**To be done:** Word for word, copy all the data and drop the pictures.

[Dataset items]
↓
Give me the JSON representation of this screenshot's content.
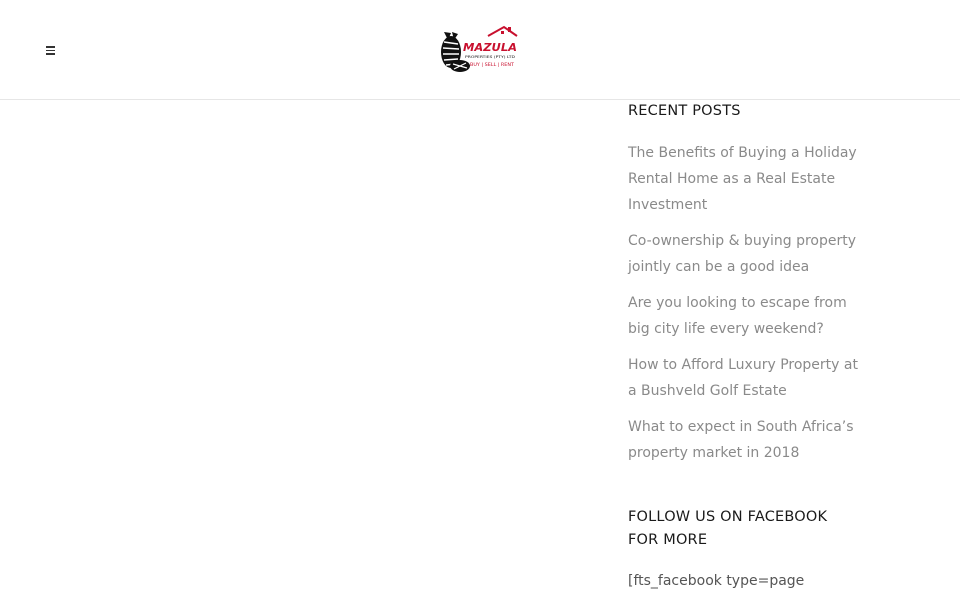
{
  "header": {
    "menu_icon": "hamburger-menu-icon",
    "logo": {
      "brand": "MAZULA",
      "subtitle": "PROPERTIES (PTY) LTD",
      "tagline": "BUY | SELL | RENT",
      "colors": {
        "red": "#c8102e",
        "black": "#111111"
      }
    }
  },
  "sidebar": {
    "recent_posts_title": "RECENT POSTS",
    "posts": [
      {
        "title": "The Benefits of Buying a Holiday Rental Home as a Real Estate Investment"
      },
      {
        "title": "Co-ownership & buying property jointly can be a good idea"
      },
      {
        "title": "Are you looking to escape from big city life every weekend?"
      },
      {
        "title": "How to Afford Luxury Property at a Bushveld Golf Estate"
      },
      {
        "title": "What to expect in South Africa’s property market in 2018"
      }
    ],
    "facebook_title": "FOLLOW US ON FACEBOOK FOR MORE",
    "facebook_shortcode": "[fts_facebook type=page"
  },
  "colors": {
    "link": "#8a8a8a",
    "heading": "#1a1a1a",
    "divider": "#e6e6e6"
  }
}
↑
**Solution for this exercise:**
Give me the JSON representation of this screenshot's content.
{
  "header": {
    "menu_icon": "hamburger-menu-icon",
    "logo": {
      "brand": "MAZULA",
      "subtitle": "PROPERTIES (PTY) LTD",
      "tagline": "BUY | SELL | RENT",
      "colors": {
        "red": "#c8102e",
        "black": "#111111"
      }
    }
  },
  "sidebar": {
    "recent_posts_title": "RECENT POSTS",
    "posts": [
      {
        "title": "The Benefits of Buying a Holiday Rental Home as a Real Estate Investment"
      },
      {
        "title": "Co-ownership & buying property jointly can be a good idea"
      },
      {
        "title": "Are you looking to escape from big city life every weekend?"
      },
      {
        "title": "How to Afford Luxury Property at a Bushveld Golf Estate"
      },
      {
        "title": "What to expect in South Africa’s property market in 2018"
      }
    ],
    "facebook_title": "FOLLOW US ON FACEBOOK FOR MORE",
    "facebook_shortcode": "[fts_facebook type=page"
  },
  "colors": {
    "link": "#8a8a8a",
    "heading": "#1a1a1a",
    "divider": "#e6e6e6"
  }
}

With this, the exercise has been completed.